:: Supplied data ::
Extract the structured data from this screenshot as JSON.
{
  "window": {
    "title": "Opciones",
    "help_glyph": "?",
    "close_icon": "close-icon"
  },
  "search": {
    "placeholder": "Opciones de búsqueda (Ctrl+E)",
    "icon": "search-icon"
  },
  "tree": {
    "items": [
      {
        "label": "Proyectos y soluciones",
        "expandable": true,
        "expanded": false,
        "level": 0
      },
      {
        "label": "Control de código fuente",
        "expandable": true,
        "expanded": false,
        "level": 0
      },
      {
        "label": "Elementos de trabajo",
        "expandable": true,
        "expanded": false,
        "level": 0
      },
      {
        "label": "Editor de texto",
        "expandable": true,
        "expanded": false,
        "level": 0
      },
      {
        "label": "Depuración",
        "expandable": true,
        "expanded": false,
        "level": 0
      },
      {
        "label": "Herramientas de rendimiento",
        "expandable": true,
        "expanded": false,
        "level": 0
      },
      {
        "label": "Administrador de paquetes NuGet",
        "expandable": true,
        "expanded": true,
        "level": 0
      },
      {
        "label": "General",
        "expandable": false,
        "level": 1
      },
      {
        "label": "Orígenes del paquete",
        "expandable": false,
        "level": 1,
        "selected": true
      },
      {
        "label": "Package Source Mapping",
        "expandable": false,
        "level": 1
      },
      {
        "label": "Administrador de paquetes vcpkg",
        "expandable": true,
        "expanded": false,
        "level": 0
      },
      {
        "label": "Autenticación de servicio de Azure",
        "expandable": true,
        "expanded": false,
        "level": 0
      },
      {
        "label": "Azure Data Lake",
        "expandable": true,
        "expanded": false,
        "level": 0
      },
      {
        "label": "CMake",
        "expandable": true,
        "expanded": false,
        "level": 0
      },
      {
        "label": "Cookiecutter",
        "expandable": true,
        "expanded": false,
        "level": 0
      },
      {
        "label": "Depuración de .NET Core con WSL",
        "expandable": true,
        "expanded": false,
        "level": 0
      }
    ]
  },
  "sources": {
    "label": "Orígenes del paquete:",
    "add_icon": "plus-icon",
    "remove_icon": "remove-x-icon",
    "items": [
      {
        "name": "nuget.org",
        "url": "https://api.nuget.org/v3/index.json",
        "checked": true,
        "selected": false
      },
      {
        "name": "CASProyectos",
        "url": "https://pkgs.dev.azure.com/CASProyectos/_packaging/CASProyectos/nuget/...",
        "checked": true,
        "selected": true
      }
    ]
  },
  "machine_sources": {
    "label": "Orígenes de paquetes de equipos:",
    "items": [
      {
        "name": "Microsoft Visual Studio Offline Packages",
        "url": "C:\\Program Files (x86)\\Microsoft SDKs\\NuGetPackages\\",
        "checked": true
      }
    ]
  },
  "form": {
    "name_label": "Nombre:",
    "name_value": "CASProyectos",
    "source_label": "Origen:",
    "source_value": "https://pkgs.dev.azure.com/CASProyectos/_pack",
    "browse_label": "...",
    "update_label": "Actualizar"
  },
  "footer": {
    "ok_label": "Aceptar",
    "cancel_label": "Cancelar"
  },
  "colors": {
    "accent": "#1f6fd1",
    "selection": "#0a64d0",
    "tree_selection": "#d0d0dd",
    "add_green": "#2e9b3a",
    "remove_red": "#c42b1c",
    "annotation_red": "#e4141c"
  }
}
:::
:: Supplied data ::
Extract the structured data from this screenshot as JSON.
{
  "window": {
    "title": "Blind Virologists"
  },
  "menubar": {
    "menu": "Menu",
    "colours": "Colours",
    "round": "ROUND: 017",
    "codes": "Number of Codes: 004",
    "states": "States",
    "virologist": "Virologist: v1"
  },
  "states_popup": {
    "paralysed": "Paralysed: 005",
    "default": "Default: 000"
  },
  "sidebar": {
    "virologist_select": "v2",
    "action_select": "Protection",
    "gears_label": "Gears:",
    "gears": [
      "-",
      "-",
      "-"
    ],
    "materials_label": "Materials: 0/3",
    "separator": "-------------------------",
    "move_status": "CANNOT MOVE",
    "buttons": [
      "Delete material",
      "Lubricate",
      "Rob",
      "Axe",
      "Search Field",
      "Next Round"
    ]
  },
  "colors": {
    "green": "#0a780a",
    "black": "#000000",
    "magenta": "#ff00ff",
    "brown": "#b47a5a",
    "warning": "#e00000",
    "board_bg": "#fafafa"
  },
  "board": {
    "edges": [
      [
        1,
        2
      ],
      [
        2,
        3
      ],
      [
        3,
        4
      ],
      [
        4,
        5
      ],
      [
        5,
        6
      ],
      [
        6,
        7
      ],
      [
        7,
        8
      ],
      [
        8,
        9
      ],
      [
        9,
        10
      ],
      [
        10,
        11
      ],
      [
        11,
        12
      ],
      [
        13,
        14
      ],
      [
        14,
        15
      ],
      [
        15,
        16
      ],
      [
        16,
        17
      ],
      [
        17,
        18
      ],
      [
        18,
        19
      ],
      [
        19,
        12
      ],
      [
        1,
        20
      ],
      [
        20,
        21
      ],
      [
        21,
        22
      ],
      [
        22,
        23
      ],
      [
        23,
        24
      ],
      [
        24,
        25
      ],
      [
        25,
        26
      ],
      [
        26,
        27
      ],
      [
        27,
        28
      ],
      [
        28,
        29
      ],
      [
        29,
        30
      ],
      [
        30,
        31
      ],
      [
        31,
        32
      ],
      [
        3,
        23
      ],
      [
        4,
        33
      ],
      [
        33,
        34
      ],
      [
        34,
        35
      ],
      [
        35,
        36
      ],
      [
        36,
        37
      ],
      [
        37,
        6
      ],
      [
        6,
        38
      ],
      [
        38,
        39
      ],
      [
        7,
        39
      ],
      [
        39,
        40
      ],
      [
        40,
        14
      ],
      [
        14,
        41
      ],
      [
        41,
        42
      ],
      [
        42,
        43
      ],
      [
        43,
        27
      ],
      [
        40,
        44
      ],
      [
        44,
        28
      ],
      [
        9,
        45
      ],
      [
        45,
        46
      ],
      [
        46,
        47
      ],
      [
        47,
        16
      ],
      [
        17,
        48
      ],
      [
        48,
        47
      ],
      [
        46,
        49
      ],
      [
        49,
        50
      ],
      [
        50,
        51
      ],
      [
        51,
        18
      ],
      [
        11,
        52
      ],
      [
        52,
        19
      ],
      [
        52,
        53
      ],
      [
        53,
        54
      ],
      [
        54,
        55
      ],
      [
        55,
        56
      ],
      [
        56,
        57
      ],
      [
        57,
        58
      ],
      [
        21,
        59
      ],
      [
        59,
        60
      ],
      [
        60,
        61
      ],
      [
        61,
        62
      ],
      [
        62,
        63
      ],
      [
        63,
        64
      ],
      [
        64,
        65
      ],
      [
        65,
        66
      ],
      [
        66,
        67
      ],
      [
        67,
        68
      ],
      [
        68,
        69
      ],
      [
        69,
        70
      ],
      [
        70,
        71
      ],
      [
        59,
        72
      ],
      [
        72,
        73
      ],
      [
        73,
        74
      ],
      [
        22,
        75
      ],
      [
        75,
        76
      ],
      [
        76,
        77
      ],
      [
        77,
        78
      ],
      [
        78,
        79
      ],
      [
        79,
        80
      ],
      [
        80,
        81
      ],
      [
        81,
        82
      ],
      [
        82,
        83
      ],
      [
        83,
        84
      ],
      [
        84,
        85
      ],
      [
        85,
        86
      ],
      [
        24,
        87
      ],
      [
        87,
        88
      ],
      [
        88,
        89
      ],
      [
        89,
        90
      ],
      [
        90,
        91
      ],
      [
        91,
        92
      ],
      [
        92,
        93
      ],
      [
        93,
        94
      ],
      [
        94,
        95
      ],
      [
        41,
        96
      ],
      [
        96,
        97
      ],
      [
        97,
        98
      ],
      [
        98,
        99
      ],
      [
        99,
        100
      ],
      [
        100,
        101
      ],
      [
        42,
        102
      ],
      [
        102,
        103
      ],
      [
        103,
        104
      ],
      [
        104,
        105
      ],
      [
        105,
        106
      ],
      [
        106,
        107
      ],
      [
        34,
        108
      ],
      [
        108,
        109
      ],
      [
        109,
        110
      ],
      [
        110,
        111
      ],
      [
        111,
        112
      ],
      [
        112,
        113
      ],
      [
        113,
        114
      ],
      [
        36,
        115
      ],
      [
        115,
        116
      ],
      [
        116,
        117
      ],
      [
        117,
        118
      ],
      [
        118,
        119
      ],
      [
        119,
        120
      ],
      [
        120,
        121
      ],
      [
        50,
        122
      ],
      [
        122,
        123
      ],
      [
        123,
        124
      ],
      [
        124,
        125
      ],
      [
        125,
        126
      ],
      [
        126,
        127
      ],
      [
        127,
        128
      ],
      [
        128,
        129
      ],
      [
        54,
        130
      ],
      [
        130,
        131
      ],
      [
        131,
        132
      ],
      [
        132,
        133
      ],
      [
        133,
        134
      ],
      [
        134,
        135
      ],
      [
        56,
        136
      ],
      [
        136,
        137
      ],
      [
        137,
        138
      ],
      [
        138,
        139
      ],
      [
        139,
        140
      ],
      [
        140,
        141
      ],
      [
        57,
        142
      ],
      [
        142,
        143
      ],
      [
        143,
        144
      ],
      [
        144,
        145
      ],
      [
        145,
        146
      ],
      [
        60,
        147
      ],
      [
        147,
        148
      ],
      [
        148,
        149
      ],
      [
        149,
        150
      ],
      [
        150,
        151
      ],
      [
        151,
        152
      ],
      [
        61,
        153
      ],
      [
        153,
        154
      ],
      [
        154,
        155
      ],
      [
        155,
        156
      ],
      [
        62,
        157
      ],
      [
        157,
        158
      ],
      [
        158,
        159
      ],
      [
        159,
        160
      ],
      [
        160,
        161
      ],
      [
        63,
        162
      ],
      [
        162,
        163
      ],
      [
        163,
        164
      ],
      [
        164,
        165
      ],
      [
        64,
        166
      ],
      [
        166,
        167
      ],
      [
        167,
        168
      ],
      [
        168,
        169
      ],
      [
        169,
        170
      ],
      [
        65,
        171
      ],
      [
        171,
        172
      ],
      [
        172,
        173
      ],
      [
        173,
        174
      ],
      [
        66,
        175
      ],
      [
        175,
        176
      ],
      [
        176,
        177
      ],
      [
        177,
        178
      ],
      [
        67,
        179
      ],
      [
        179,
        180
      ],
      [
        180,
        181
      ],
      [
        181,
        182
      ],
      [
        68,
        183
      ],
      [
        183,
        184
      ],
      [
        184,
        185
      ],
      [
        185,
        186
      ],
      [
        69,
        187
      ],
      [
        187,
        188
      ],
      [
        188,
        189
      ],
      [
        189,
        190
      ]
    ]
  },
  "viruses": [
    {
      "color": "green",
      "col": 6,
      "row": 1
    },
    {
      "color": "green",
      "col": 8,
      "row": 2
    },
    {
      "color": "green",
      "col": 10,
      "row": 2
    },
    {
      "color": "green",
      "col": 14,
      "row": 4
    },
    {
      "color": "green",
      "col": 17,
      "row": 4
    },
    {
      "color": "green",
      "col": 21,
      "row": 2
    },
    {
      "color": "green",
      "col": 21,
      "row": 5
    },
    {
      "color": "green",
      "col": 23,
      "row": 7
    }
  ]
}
:::
> _Work item_
Some lines in the material contain "pkgs". Show all of them.

> _Completed task_
        "url": "https://pkgs.dev.azure.com/CASProyectos/_packaging/CASProyectos/nuget/...",
    "source_value": "https://pkgs.dev.azure.com/CASProyectos/_pack",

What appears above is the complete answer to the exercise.